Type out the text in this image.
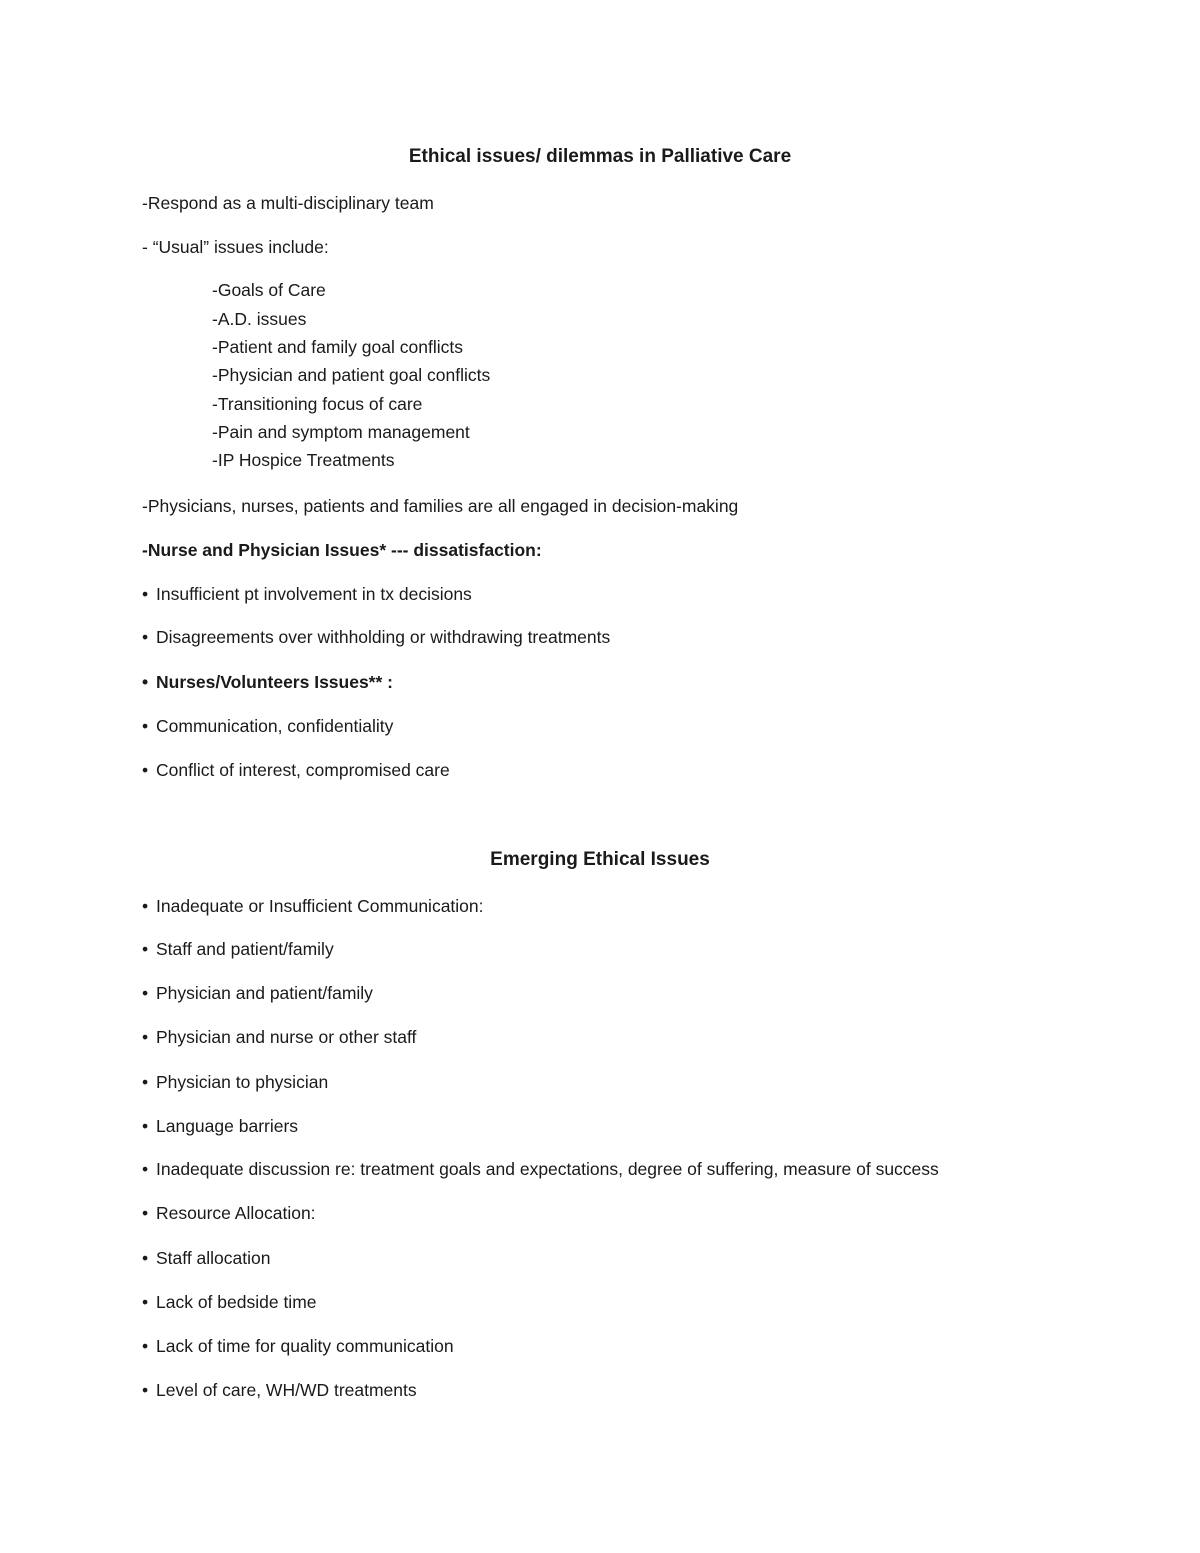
Ethical issues/ dilemmas in Palliative Care
-Respond as a multi-disciplinary team
- “Usual” issues include:
-Goals of Care
-A.D. issues
-Patient and family goal conflicts
-Physician and patient goal conflicts
-Transitioning focus of care
-Pain and symptom management
-IP Hospice Treatments
-Physicians, nurses, patients and families are all engaged in decision-making
-Nurse and Physician Issues* --- dissatisfaction:
• Insufficient pt involvement in tx decisions
• Disagreements over withholding or withdrawing treatments
• Nurses/Volunteers Issues** :
• Communication, confidentiality
• Conflict of interest, compromised care
Emerging Ethical Issues
• Inadequate or Insufficient Communication:
• Staff and patient/family
• Physician and patient/family
• Physician and nurse or other staff
• Physician to physician
• Language barriers
• Inadequate discussion re: treatment goals and expectations, degree of suffering, measure of success
• Resource Allocation:
• Staff allocation
• Lack of bedside time
• Lack of time for quality communication
• Level of care, WH/WD treatments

▸ To do: The records above are to be repeated exactly, apart from their pictures.

▸ Solution for this exercise:
Type out the text in this image.
Ethical issues/ dilemmas in Palliative Care
-Respond as a multi-disciplinary team
- “Usual” issues include:
-Goals of Care
-A.D. issues
-Patient and family goal conflicts
-Physician and patient goal conflicts
-Transitioning focus of care
-Pain and symptom management
-IP Hospice Treatments
-Physicians, nurses, patients and families are all engaged in decision-making
-Nurse and Physician Issues* --- dissatisfaction:
• Insufficient pt involvement in tx decisions
• Disagreements over withholding or withdrawing treatments
• Nurses/Volunteers Issues** :
• Communication, confidentiality
• Conflict of interest, compromised care
Emerging Ethical Issues
• Inadequate or Insufficient Communication:
• Staff and patient/family
• Physician and patient/family
• Physician and nurse or other staff
• Physician to physician
• Language barriers
• Inadequate discussion re: treatment goals and expectations, degree of suffering, measure of success
• Resource Allocation:
• Staff allocation
• Lack of bedside time
• Lack of time for quality communication
• Level of care, WH/WD treatments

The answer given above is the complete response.